-- START OF RECORD SET --

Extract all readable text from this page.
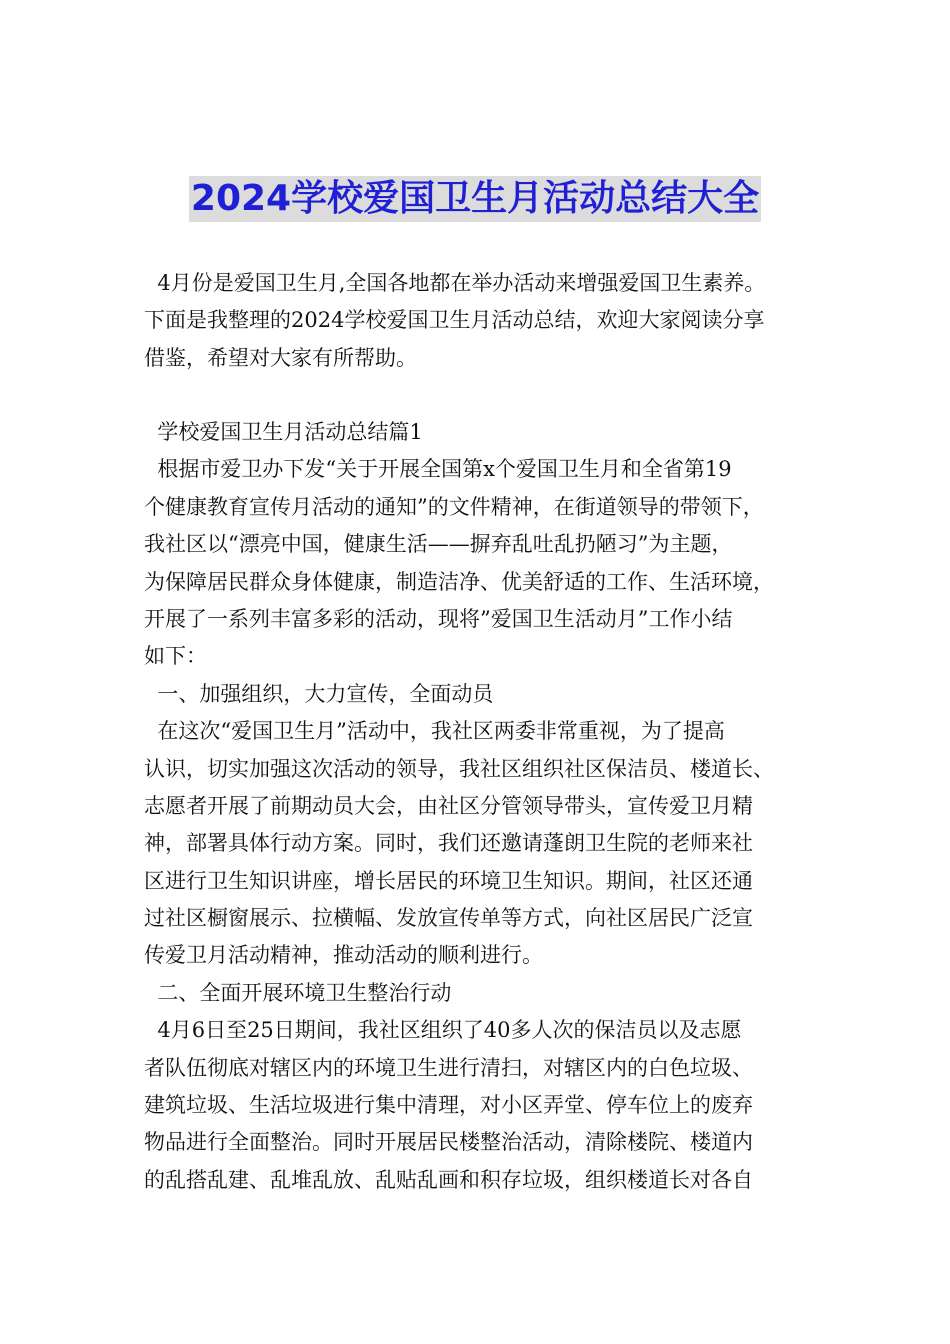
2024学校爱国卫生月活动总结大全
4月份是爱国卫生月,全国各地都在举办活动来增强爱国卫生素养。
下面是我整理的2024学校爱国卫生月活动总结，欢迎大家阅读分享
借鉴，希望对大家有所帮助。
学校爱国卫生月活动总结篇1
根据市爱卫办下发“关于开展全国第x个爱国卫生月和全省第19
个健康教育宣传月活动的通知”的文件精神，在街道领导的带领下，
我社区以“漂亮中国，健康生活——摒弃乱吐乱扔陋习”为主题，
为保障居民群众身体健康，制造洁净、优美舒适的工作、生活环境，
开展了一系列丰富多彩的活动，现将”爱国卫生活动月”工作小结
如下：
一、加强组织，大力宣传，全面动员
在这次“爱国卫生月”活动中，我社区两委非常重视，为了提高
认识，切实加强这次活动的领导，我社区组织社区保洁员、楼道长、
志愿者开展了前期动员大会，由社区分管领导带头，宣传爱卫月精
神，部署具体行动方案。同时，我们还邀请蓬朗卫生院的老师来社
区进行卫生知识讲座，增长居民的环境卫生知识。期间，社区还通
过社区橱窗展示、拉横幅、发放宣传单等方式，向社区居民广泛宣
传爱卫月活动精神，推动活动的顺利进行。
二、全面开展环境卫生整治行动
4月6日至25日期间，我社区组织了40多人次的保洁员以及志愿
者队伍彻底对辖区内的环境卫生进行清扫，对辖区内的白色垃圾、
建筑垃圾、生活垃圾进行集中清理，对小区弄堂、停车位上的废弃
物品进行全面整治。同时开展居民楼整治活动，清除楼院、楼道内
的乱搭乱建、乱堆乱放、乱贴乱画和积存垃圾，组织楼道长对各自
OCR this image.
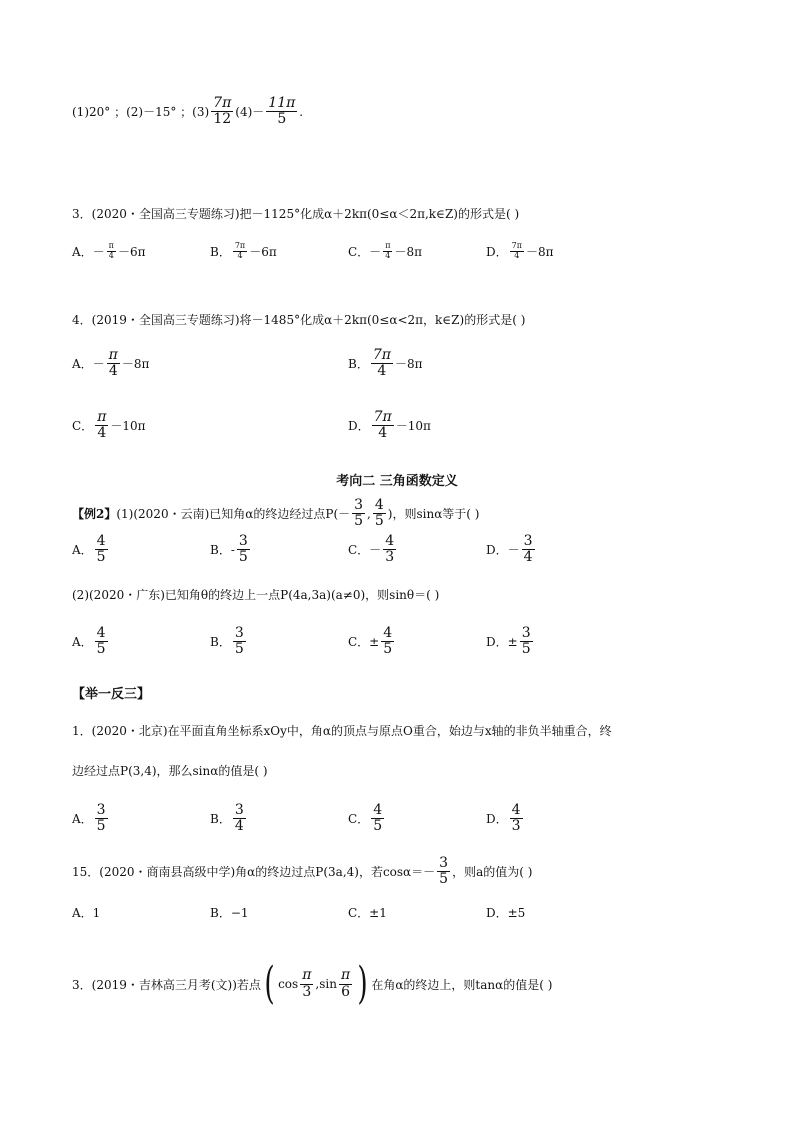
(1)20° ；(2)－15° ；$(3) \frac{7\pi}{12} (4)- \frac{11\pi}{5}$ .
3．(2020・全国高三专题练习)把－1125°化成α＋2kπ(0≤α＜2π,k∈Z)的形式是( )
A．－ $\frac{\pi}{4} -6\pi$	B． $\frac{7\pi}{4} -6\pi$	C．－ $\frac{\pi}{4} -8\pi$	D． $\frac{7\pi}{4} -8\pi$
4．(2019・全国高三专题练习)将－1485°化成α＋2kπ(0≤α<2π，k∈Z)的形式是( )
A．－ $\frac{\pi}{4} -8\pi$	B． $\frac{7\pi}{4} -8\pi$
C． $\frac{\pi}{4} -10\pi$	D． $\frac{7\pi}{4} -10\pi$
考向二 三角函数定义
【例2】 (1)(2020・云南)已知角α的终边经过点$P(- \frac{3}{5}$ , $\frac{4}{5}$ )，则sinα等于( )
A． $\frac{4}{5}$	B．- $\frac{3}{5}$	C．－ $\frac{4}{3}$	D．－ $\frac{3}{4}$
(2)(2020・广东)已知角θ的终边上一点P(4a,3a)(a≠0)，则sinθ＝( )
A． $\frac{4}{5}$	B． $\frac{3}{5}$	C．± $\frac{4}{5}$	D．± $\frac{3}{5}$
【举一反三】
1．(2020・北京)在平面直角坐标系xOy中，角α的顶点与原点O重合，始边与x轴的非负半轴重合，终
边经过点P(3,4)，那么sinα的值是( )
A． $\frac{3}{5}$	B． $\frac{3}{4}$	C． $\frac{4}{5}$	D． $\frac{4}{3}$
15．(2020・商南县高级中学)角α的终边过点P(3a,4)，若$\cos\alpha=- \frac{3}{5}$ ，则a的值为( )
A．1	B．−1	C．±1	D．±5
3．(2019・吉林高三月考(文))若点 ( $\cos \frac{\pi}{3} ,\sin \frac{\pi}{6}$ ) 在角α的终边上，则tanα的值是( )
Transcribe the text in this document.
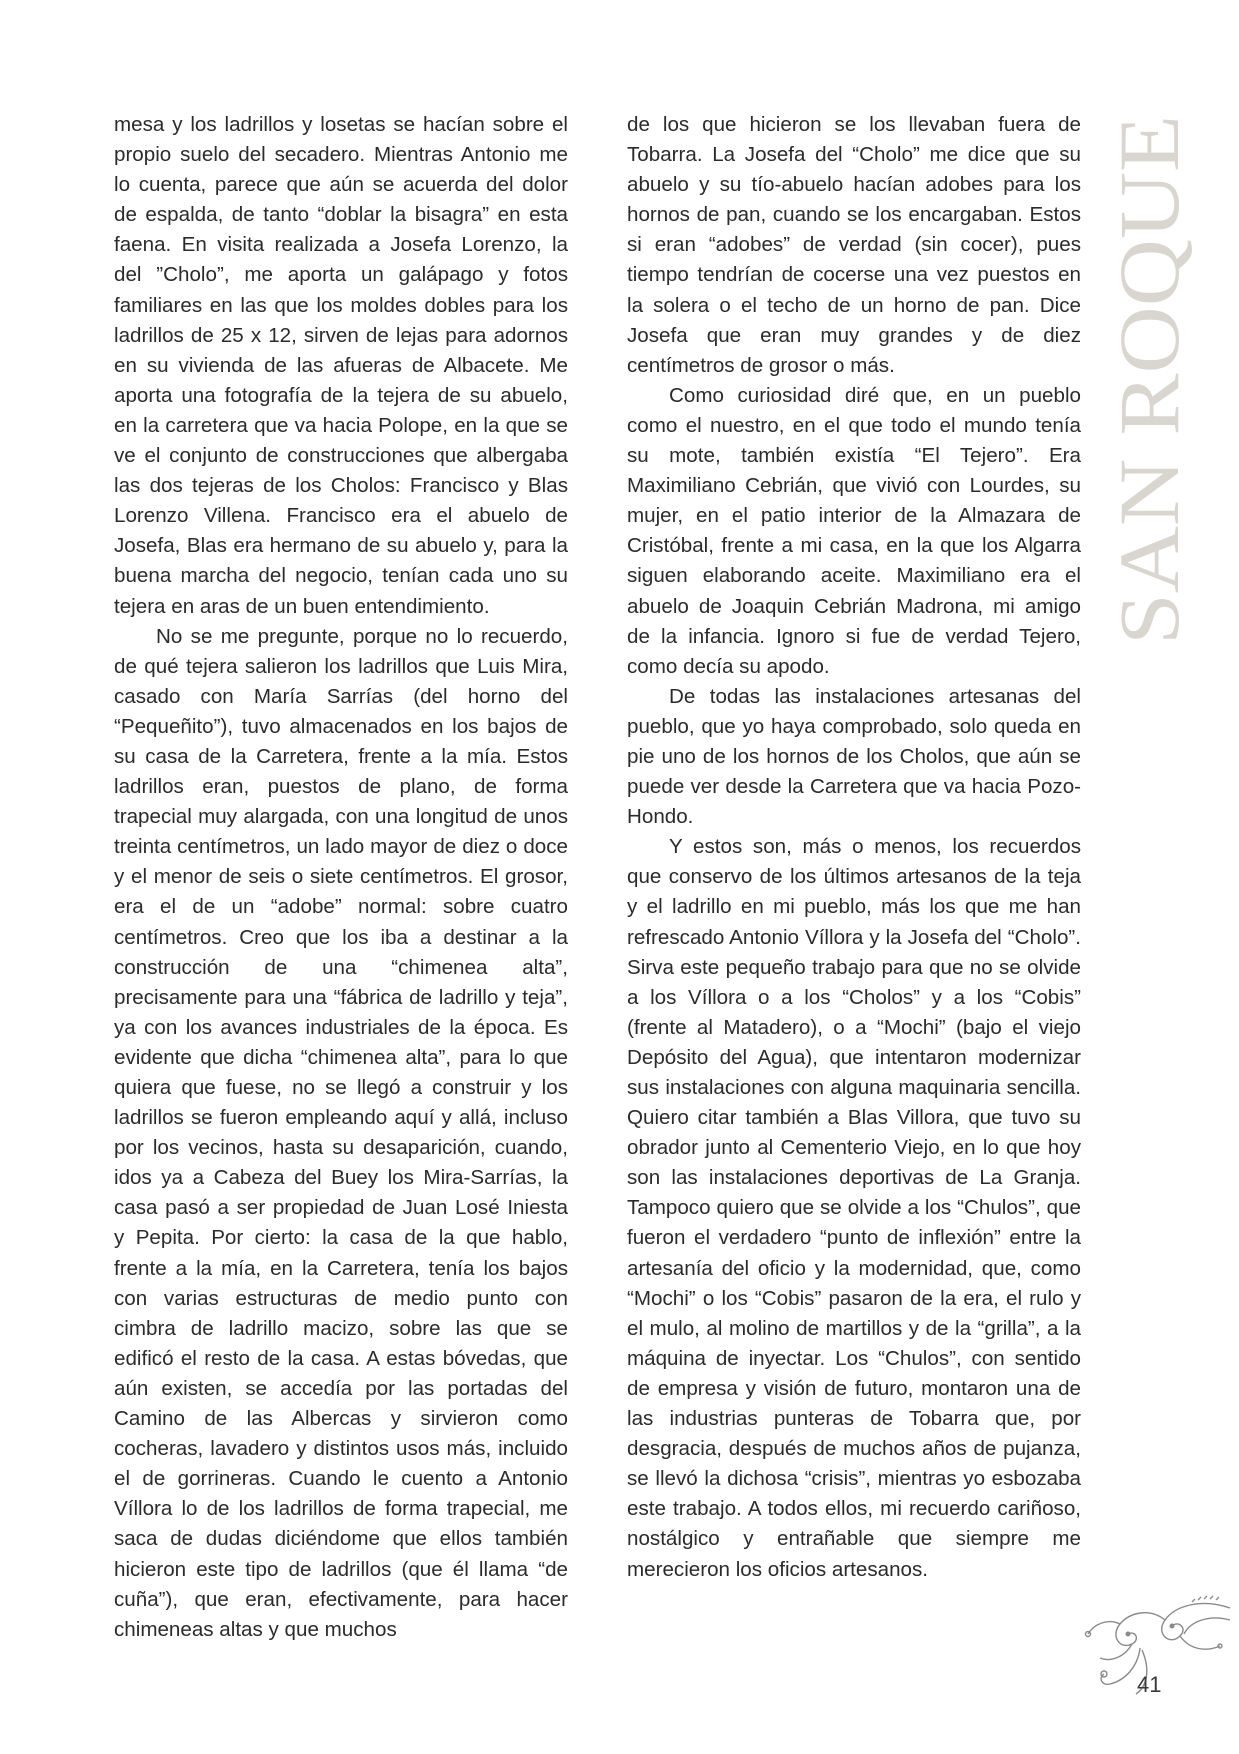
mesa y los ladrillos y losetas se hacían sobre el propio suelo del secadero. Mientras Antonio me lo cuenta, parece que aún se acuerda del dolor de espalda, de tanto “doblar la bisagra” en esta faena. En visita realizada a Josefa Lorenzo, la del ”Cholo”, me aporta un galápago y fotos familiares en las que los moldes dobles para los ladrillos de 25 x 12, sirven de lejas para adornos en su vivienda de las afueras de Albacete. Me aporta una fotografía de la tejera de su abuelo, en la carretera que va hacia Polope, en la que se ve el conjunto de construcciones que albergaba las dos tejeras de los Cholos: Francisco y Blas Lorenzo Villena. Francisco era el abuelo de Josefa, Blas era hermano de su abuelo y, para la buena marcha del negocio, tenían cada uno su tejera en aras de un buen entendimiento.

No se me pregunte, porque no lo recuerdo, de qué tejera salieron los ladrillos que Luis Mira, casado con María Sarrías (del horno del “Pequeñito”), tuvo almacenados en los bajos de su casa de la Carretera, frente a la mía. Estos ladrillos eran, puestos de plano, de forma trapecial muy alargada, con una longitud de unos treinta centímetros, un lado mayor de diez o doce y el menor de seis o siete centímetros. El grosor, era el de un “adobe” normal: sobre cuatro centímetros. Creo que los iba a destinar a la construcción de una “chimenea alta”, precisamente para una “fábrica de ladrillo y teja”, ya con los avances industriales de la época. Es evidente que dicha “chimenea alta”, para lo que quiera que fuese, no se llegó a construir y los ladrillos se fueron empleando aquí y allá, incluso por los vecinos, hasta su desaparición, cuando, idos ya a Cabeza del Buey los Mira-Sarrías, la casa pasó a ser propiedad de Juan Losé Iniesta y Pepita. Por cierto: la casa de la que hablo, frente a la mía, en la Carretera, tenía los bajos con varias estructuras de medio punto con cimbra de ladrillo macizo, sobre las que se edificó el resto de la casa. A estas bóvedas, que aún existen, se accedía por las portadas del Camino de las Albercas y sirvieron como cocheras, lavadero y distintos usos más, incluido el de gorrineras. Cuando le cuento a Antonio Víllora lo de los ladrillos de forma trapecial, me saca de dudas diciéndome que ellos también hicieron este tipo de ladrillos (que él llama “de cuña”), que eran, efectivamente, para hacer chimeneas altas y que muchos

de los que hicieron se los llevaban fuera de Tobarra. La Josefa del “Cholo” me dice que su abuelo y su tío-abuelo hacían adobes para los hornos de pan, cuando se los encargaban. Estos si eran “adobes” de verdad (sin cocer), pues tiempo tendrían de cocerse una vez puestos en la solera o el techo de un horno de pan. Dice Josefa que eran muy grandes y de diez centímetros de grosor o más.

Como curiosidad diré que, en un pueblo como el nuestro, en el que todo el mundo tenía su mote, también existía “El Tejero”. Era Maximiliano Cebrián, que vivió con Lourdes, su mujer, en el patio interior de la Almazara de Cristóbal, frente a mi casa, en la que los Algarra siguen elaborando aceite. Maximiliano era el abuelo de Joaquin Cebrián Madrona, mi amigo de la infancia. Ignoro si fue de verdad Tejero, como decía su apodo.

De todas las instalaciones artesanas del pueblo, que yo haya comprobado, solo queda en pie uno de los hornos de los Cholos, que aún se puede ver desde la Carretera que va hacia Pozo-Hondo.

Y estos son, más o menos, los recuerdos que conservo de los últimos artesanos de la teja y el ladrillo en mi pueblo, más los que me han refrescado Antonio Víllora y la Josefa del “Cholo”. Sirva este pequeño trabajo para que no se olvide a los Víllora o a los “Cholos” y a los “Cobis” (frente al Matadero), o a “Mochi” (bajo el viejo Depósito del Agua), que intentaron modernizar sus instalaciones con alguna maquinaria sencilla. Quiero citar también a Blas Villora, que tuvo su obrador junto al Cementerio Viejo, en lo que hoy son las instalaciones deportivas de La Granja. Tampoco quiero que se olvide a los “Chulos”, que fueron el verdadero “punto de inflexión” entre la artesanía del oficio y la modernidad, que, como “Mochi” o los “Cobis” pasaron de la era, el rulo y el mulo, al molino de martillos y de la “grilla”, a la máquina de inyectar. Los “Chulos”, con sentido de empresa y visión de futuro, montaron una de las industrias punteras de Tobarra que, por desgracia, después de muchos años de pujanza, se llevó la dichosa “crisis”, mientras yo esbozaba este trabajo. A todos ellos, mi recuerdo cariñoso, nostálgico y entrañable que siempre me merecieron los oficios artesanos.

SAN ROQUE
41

-- END OF RECORD SET --

Of the lines in the data above, how many contain the word "hacia"? Give only that figure.

## FINISHED ANSWER
2